- Exercise details
Lines that hold the word "which" should be located and copied.

Source records:
BEGIN
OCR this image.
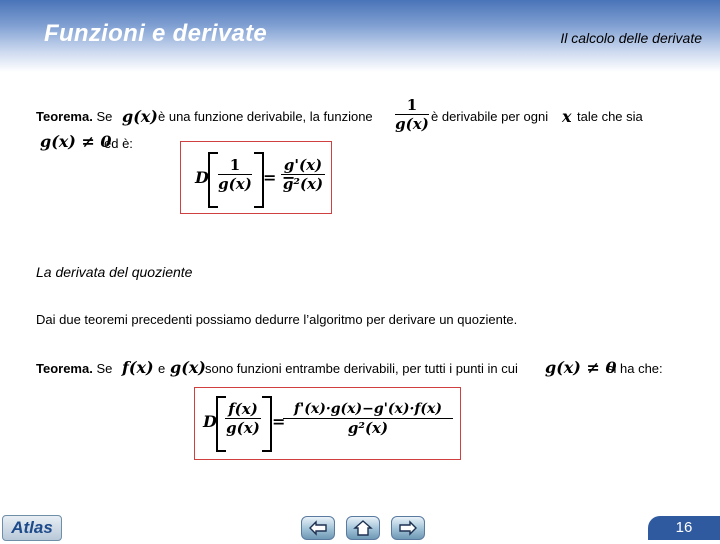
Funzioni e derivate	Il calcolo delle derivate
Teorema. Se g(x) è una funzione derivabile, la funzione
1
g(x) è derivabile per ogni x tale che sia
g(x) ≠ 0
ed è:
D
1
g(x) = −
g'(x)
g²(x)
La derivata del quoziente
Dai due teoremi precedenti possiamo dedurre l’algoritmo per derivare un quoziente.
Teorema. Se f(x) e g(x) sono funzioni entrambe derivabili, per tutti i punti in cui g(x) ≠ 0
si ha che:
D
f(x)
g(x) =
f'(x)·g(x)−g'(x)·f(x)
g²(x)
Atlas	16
END
BEGIN
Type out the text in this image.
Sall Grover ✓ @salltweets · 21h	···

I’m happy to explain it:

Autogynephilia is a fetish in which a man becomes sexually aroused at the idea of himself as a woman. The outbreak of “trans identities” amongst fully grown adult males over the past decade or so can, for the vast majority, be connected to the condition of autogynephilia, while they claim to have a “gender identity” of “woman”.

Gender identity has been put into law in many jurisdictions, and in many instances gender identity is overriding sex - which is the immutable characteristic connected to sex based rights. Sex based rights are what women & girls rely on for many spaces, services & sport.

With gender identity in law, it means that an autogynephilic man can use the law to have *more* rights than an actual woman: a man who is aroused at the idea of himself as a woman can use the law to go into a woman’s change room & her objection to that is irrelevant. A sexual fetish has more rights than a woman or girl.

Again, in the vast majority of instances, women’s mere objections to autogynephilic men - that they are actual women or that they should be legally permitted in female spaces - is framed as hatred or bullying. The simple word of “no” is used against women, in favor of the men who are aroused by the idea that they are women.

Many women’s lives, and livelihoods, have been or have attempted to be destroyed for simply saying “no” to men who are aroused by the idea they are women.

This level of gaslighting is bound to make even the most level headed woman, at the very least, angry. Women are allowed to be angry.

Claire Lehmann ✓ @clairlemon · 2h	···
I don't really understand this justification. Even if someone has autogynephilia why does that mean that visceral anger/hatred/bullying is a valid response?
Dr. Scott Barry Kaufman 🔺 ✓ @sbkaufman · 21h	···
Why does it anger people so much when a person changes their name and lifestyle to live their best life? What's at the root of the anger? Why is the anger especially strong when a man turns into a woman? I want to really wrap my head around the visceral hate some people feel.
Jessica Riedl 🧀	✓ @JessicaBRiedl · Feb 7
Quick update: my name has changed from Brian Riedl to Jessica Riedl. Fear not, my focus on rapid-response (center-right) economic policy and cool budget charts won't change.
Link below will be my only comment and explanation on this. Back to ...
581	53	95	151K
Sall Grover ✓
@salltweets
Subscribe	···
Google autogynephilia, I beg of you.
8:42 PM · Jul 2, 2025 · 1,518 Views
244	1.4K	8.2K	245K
END
- Solution to the problem
Autogynephilia is a fetish in which a man becomes sexually aroused at the idea of himself as a woman. The outbreak of “trans identities” amongst fully grown adult males over the past decade or so can, for the vast majority, be connected to the condition of autogynephilia, while they claim to have a “gender identity” of “woman”.
Gender identity has been put into law in many jurisdictions, and in many instances gender identity is overriding sex - which is the immutable characteristic connected to sex based rights. Sex based rights are what women & girls rely on for many spaces, services & sport.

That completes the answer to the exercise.